**Problem**
How many lines in the entries below contain "person"? Answer with the number only.

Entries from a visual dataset

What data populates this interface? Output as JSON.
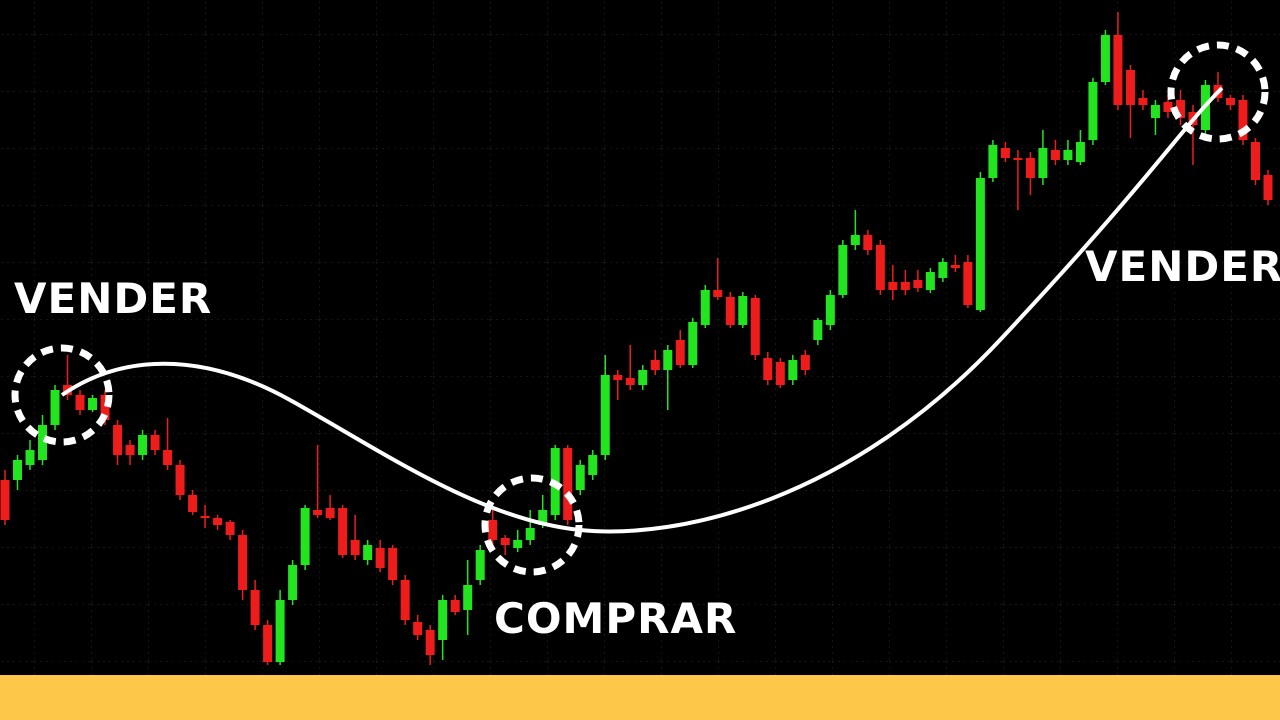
{
  "chart_data": {
    "type": "candlestick",
    "ylim": [
      0,
      675
    ],
    "up_color": "#22e51f",
    "down_color": "#ef1c1c",
    "annotations": [
      "VENDER",
      "COMPRAR",
      "VENDER"
    ],
    "open": [
      195,
      195,
      210,
      215,
      250,
      290,
      280,
      265,
      280,
      250,
      230,
      220,
      240,
      225,
      210,
      180,
      159,
      157,
      153,
      140,
      85,
      50,
      13,
      75,
      110,
      165,
      167,
      167,
      135,
      115,
      127,
      127,
      95,
      53,
      45,
      35,
      75,
      65,
      95,
      155,
      137,
      127,
      135,
      150,
      160,
      227,
      185,
      200,
      220,
      300,
      297,
      290,
      315,
      305,
      335,
      310,
      350,
      385,
      378,
      350,
      377,
      317,
      313,
      295,
      320,
      335,
      350,
      380,
      430,
      440,
      430,
      393,
      393,
      395,
      385,
      397,
      410,
      413,
      365,
      497,
      527,
      517,
      517,
      497,
      525,
      515,
      513,
      535,
      593,
      640,
      605,
      577,
      557,
      573,
      575,
      563,
      545,
      590,
      577,
      575,
      533,
      500
    ],
    "high": [
      205,
      220,
      235,
      260,
      290,
      320,
      285,
      280,
      285,
      255,
      235,
      245,
      245,
      257,
      215,
      185,
      170,
      160,
      155,
      145,
      95,
      55,
      85,
      115,
      170,
      230,
      180,
      170,
      160,
      135,
      135,
      130,
      100,
      60,
      50,
      80,
      80,
      115,
      130,
      165,
      140,
      145,
      165,
      180,
      230,
      230,
      215,
      225,
      320,
      305,
      330,
      310,
      325,
      330,
      345,
      357,
      390,
      417,
      383,
      383,
      380,
      323,
      317,
      320,
      325,
      357,
      385,
      435,
      465,
      445,
      435,
      410,
      405,
      405,
      407,
      417,
      420,
      420,
      503,
      535,
      533,
      525,
      523,
      545,
      535,
      535,
      545,
      597,
      645,
      663,
      610,
      585,
      575,
      580,
      585,
      570,
      595,
      603,
      580,
      580,
      537,
      505
    ],
    "low": [
      150,
      185,
      205,
      210,
      245,
      275,
      260,
      263,
      250,
      210,
      210,
      215,
      220,
      205,
      175,
      160,
      147,
      145,
      135,
      75,
      45,
      10,
      10,
      70,
      105,
      157,
      155,
      117,
      115,
      110,
      103,
      90,
      50,
      35,
      10,
      15,
      60,
      40,
      90,
      130,
      120,
      123,
      130,
      147,
      155,
      150,
      180,
      195,
      215,
      275,
      285,
      285,
      300,
      265,
      307,
      307,
      347,
      375,
      347,
      347,
      315,
      290,
      287,
      290,
      300,
      330,
      345,
      377,
      425,
      420,
      380,
      375,
      380,
      383,
      382,
      393,
      403,
      367,
      363,
      493,
      513,
      465,
      480,
      490,
      510,
      510,
      510,
      530,
      590,
      565,
      537,
      565,
      540,
      557,
      550,
      510,
      540,
      573,
      565,
      530,
      490,
      470
    ],
    "close": [
      155,
      215,
      225,
      250,
      285,
      280,
      265,
      277,
      255,
      220,
      220,
      240,
      225,
      210,
      180,
      163,
      157,
      150,
      140,
      85,
      50,
      13,
      75,
      110,
      167,
      160,
      157,
      120,
      120,
      130,
      107,
      95,
      55,
      40,
      20,
      75,
      63,
      90,
      125,
      135,
      130,
      135,
      147,
      165,
      227,
      155,
      210,
      220,
      300,
      295,
      290,
      305,
      305,
      325,
      310,
      353,
      385,
      378,
      350,
      379,
      320,
      295,
      290,
      315,
      305,
      355,
      380,
      430,
      440,
      425,
      385,
      385,
      385,
      387,
      403,
      413,
      407,
      370,
      497,
      530,
      517,
      515,
      497,
      527,
      515,
      525,
      533,
      593,
      640,
      570,
      570,
      570,
      570,
      563,
      557,
      550,
      590,
      577,
      570,
      535,
      495,
      475
    ]
  }
}
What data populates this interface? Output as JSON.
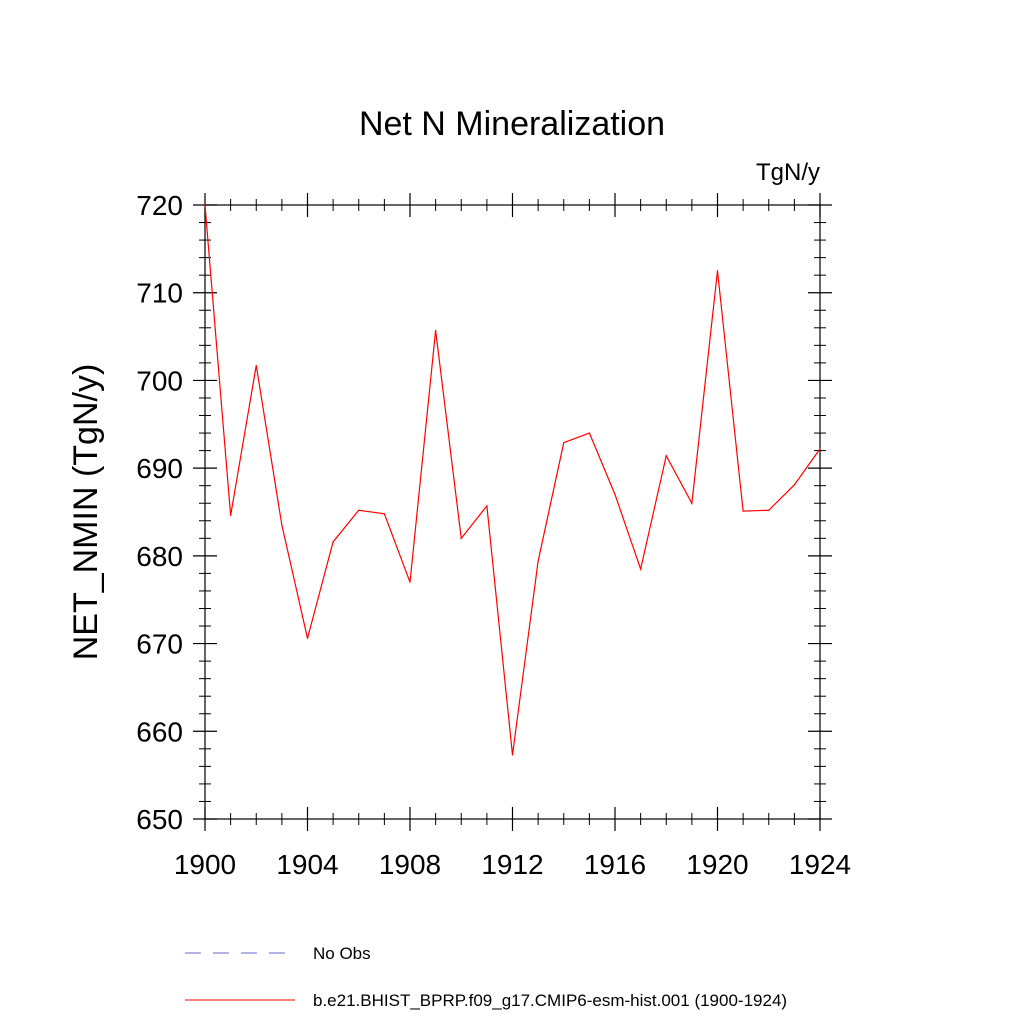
{
  "chart_data": {
    "type": "line",
    "title": "Net N Mineralization",
    "units_label": "TgN/y",
    "ylabel": "NET_NMIN  (TgN/y)",
    "xlabel": "",
    "xlim": [
      1900,
      1924
    ],
    "ylim": [
      650,
      720
    ],
    "x_ticks": [
      1900,
      1904,
      1908,
      1912,
      1916,
      1920,
      1924
    ],
    "y_ticks": [
      650,
      660,
      670,
      680,
      690,
      700,
      710,
      720
    ],
    "grid": false,
    "legend_position": "bottom",
    "series": [
      {
        "name": "b.e21.BHIST_BPRP.f09_g17.CMIP6-esm-hist.001 (1900-1924)",
        "color": "#ff0000",
        "dash": "solid",
        "x": [
          1900,
          1901,
          1902,
          1903,
          1904,
          1905,
          1906,
          1907,
          1908,
          1909,
          1910,
          1911,
          1912,
          1913,
          1914,
          1915,
          1916,
          1917,
          1918,
          1919,
          1920,
          1921,
          1922,
          1923,
          1924
        ],
        "values": [
          720.0,
          684.6,
          701.7,
          683.5,
          670.6,
          681.6,
          685.2,
          684.8,
          677.0,
          705.7,
          682.0,
          685.7,
          657.3,
          679.4,
          692.9,
          694.0,
          687.0,
          678.5,
          691.4,
          686.0,
          712.5,
          685.1,
          685.2,
          688.1,
          692.2
        ]
      },
      {
        "name": "No Obs",
        "color": "#6666cc",
        "dash": "dashed",
        "x": [],
        "values": []
      }
    ]
  },
  "legend": {
    "entries": [
      {
        "label": "No Obs",
        "color": "#6666cc",
        "dash": "dashed"
      },
      {
        "label": "b.e21.BHIST_BPRP.f09_g17.CMIP6-esm-hist.001 (1900-1924)",
        "color": "#ff0000",
        "dash": "solid"
      }
    ]
  }
}
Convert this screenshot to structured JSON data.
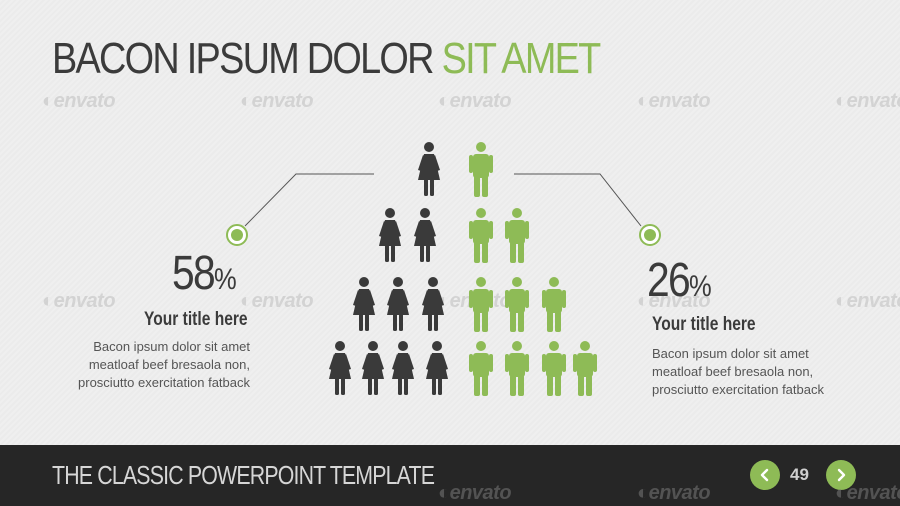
{
  "title": {
    "part1": "BACON IPSUM DOLOR",
    "part2": "SIT AMET"
  },
  "watermark": "envato",
  "colors": {
    "accent": "#8ebb56",
    "dark": "#3a3a3a",
    "footer": "#262626"
  },
  "left_stat": {
    "value": "58",
    "unit": "%",
    "subtitle": "Your title here",
    "lines": [
      "Bacon ipsum dolor sit amet",
      "meatloaf beef bresaola non,",
      "prosciutto exercitation fatback"
    ]
  },
  "right_stat": {
    "value": "26",
    "unit": "%",
    "subtitle": "Your title here",
    "lines": [
      "Bacon ipsum dolor sit amet",
      "meatloaf beef bresaola non,",
      "prosciutto exercitation fatback"
    ]
  },
  "icons": {
    "female": "female-person-icon",
    "male": "male-person-icon",
    "prev": "chevron-left-icon",
    "next": "chevron-right-icon"
  },
  "footer": {
    "title": "THE CLASSIC POWERPOINT TEMPLATE",
    "page": "49"
  }
}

**Output for this task**
2